What to produce: Only lines with the string "procesów" matter here; gather them from the material below.

## Start Task material

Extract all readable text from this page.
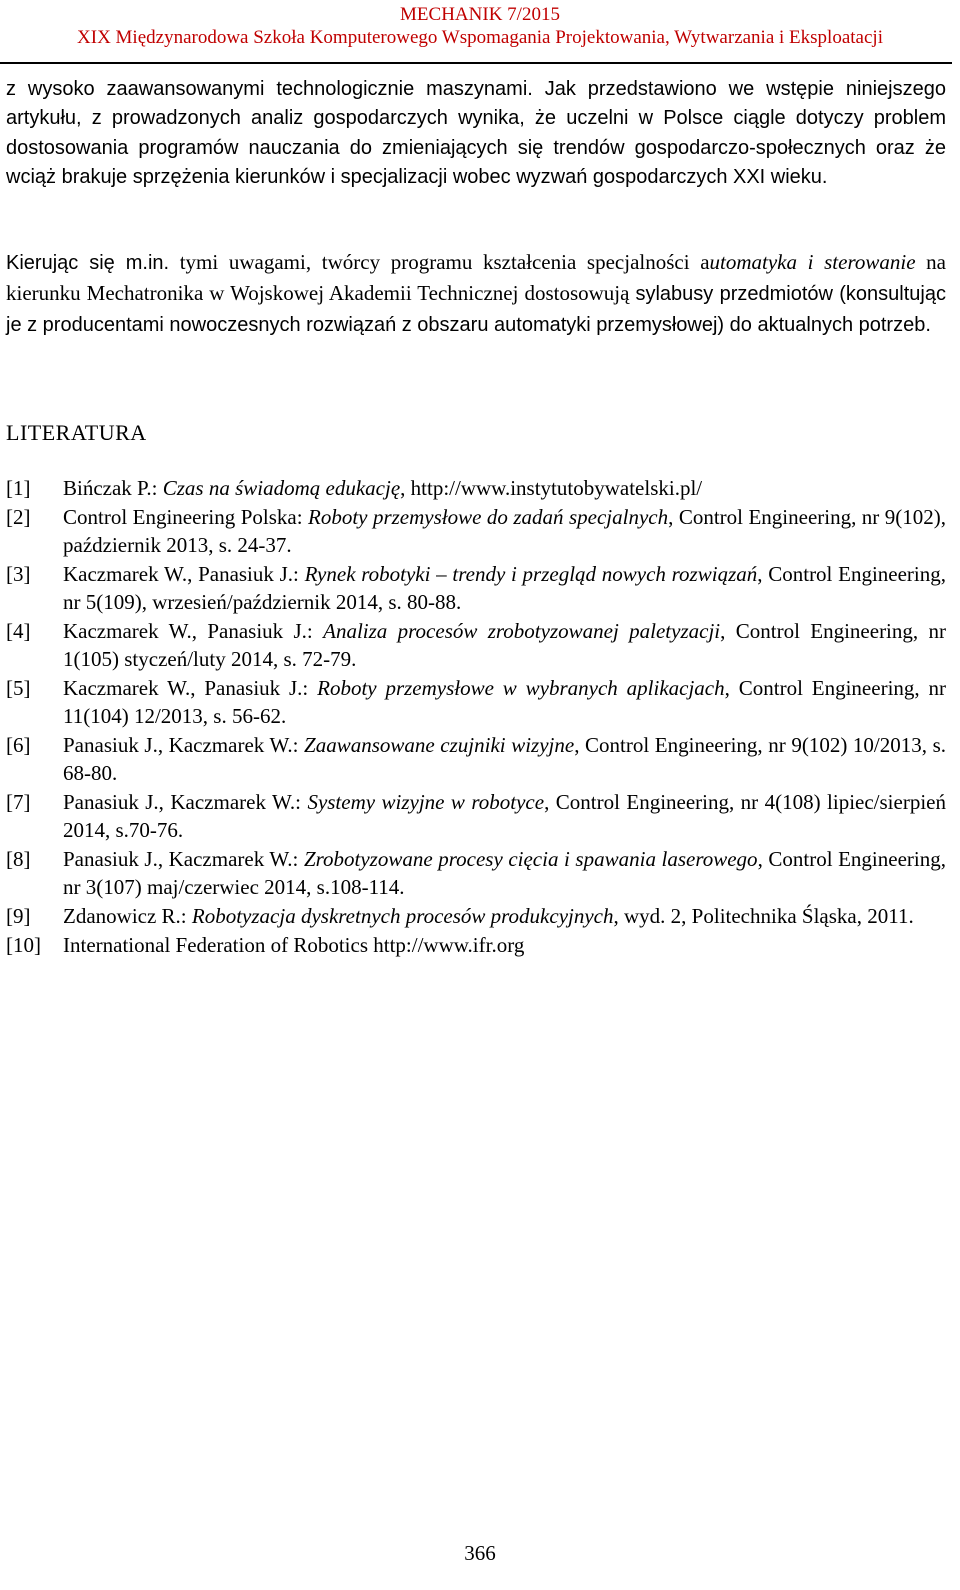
MECHANIK 7/2015
XIX Międzynarodowa Szkoła Komputerowego Wspomagania Projektowania, Wytwarzania i Eksploatacji

z wysoko zaawansowanymi technologicznie maszynami. Jak przedstawiono we wstępie niniejszego artykułu, z prowadzonych analiz gospodarczych wynika, że uczelni w Polsce ciągle dotyczy problem dostosowania programów nauczania do zmieniających się trendów gospodarczo-społecznych oraz że wciąż brakuje sprzężenia kierunków i specjalizacji wobec wyzwań gospodarczych XXI wieku.

Kierując się m.in. tymi uwagami, twórcy programu kształcenia specjalności automatyka i sterowanie na kierunku Mechatronika w Wojskowej Akademii Technicznej dostosowują sylabusy przedmiotów (konsultując je z producentami nowoczesnych rozwiązań z obszaru automatyki przemysłowej) do aktualnych potrzeb.

LITERATURA
[1]	Bińczak P.: Czas na świadomą edukację, http://www.instytutobywatelski.pl/
[2]	Control Engineering Polska: Roboty przemysłowe do zadań specjalnych, Control Engineering, nr 9(102), październik 2013, s. 24-37.
[3]	Kaczmarek W., Panasiuk J.: Rynek robotyki – trendy i przegląd nowych rozwiązań, Control Engineering, nr 5(109), wrzesień/październik 2014, s. 80-88.
[4]	Kaczmarek W., Panasiuk J.: Analiza procesów zrobotyzowanej paletyzacji, Control Engineering, nr 1(105) styczeń/luty 2014, s. 72-79.
[5]	Kaczmarek W., Panasiuk J.: Roboty przemysłowe w wybranych aplikacjach, Control Engineering, nr 11(104) 12/2013, s. 56-62.
[6]	Panasiuk J., Kaczmarek W.: Zaawansowane czujniki wizyjne, Control Engineering, nr 9(102) 10/2013, s. 68-80.
[7]	Panasiuk J., Kaczmarek W.: Systemy wizyjne w robotyce, Control Engineering, nr 4(108) lipiec/sierpień 2014, s.70-76.
[8]	Panasiuk J., Kaczmarek W.: Zrobotyzowane procesy cięcia i spawania laserowego, Control Engineering, nr 3(107) maj/czerwiec 2014, s.108-114.
[9]	Zdanowicz R.: Robotyzacja dyskretnych procesów produkcyjnych, wyd. 2, Politechnika Śląska, 2011.
[10]	International Federation of Robotics http://www.ifr.org
366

## End Task material

Output for this task:
[4]	Kaczmarek W., Panasiuk J.: Analiza procesów zrobotyzowanej paletyzacji, Control Engineering, nr 1(105) styczeń/luty 2014, s. 72-79.
[9]	Zdanowicz R.: Robotyzacja dyskretnych procesów produkcyjnych, wyd. 2, Politechnika Śląska, 2011.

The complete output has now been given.